• _Directions for this task_
Please write out the material that follows, exactly as it stands.

[Saved data entries]
· · · · ·
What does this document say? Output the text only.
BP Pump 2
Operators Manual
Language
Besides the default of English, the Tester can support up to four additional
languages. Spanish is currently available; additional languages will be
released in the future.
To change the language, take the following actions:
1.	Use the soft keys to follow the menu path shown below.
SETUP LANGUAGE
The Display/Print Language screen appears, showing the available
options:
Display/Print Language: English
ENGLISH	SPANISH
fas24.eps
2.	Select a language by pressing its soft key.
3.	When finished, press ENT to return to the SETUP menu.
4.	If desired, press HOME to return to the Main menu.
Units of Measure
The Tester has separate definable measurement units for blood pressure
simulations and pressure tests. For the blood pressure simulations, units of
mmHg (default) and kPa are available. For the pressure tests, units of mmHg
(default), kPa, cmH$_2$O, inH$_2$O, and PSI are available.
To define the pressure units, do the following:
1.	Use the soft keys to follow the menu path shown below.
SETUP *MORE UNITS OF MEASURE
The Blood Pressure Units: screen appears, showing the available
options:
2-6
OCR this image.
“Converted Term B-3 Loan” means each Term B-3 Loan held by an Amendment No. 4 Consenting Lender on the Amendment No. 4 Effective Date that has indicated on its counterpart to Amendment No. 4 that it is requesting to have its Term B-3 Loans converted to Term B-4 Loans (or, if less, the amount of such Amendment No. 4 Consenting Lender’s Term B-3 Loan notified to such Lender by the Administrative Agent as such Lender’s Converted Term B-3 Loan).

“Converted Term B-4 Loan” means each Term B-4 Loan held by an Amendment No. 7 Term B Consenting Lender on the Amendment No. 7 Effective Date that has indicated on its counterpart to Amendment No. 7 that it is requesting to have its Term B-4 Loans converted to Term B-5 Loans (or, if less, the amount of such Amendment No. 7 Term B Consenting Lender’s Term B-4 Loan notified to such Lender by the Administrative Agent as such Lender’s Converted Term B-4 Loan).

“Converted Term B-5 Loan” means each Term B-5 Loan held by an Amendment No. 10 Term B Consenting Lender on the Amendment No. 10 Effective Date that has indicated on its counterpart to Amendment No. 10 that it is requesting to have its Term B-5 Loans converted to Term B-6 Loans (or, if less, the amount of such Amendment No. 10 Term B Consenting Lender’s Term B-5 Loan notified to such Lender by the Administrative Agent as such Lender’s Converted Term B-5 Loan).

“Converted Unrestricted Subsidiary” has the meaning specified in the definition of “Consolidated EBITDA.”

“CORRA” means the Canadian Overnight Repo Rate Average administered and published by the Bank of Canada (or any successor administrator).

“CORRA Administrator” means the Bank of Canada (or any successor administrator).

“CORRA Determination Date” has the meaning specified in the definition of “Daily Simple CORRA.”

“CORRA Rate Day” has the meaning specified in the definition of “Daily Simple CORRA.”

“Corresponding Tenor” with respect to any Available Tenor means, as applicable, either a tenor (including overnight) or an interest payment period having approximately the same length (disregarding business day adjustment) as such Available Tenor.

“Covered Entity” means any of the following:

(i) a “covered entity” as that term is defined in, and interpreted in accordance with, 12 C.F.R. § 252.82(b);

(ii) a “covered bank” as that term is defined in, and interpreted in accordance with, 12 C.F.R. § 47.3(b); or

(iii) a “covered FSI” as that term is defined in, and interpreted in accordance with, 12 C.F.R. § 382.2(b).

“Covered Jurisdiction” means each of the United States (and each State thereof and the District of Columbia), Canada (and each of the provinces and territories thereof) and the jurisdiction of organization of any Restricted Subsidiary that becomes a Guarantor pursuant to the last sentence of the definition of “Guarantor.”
· · · · ·
• _Worked answer_
What does this document say? Output the text only.
BP Pump 2
Operators Manual
Language
Besides the default of English, the Tester can support up to four additional
languages. Spanish is currently available; additional languages will be
released in the future.
To change the language, take the following actions:
1.	Use the soft keys to follow the menu path shown below.
SETUP LANGUAGE
The Display/Print Language screen appears, showing the available
options:
Display/Print Language: English
ENGLISH	SPANISH
fas24.eps
2.	Select a language by pressing its soft key.
3.	When finished, press ENT to return to the SETUP menu.
4.	If desired, press HOME to return to the Main menu.
Units of Measure
The Tester has separate definable measurement units for blood pressure
simulations and pressure tests. For the blood pressure simulations, units of
mmHg (default) and kPa are available. For the pressure tests, units of mmHg
(default), kPa, cmH$_2$O, inH$_2$O, and PSI are available.
To define the pressure units, do the following:
1.	Use the soft keys to follow the menu path shown below.
SETUP *MORE UNITS OF MEASURE
The Blood Pressure Units: screen appears, showing the available
options:
2-6
OCR this image.
“Converted Term B-3 Loan” means each Term B-3 Loan held by an Amendment No. 4 Consenting Lender on the Amendment No. 4 Effective Date that has indicated on its counterpart to Amendment No. 4 that it is requesting to have its Term B-3 Loans converted to Term B-4 Loans (or, if less, the amount of such Amendment No. 4 Consenting Lender’s Term B-3 Loan notified to such Lender by the Administrative Agent as such Lender’s Converted Term B-3 Loan).

“Converted Term B-4 Loan” means each Term B-4 Loan held by an Amendment No. 7 Term B Consenting Lender on the Amendment No. 7 Effective Date that has indicated on its counterpart to Amendment No. 7 that it is requesting to have its Term B-4 Loans converted to Term B-5 Loans (or, if less, the amount of such Amendment No. 7 Term B Consenting Lender’s Term B-4 Loan notified to such Lender by the Administrative Agent as such Lender’s Converted Term B-4 Loan).

“Converted Term B-5 Loan” means each Term B-5 Loan held by an Amendment No. 10 Term B Consenting Lender on the Amendment No. 10 Effective Date that has indicated on its counterpart to Amendment No. 10 that it is requesting to have its Term B-5 Loans converted to Term B-6 Loans (or, if less, the amount of such Amendment No. 10 Term B Consenting Lender’s Term B-5 Loan notified to such Lender by the Administrative Agent as such Lender’s Converted Term B-5 Loan).

“Converted Unrestricted Subsidiary” has the meaning specified in the definition of “Consolidated EBITDA.”

“CORRA” means the Canadian Overnight Repo Rate Average administered and published by the Bank of Canada (or any successor administrator).

“CORRA Administrator” means the Bank of Canada (or any successor administrator).

“CORRA Determination Date” has the meaning specified in the definition of “Daily Simple CORRA.”

“CORRA Rate Day” has the meaning specified in the definition of “Daily Simple CORRA.”

“Corresponding Tenor” with respect to any Available Tenor means, as applicable, either a tenor (including overnight) or an interest payment period having approximately the same length (disregarding business day adjustment) as such Available Tenor.

“Covered Entity” means any of the following:

(i) a “covered entity” as that term is defined in, and interpreted in accordance with, 12 C.F.R. § 252.82(b);

(ii) a “covered bank” as that term is defined in, and interpreted in accordance with, 12 C.F.R. § 47.3(b); or

(iii) a “covered FSI” as that term is defined in, and interpreted in accordance with, 12 C.F.R. § 382.2(b).

“Covered Jurisdiction” means each of the United States (and each State thereof and the District of Columbia), Canada (and each of the provinces and territories thereof) and the jurisdiction of organization of any Restricted Subsidiary that becomes a Guarantor pursuant to the last sentence of the definition of “Guarantor.”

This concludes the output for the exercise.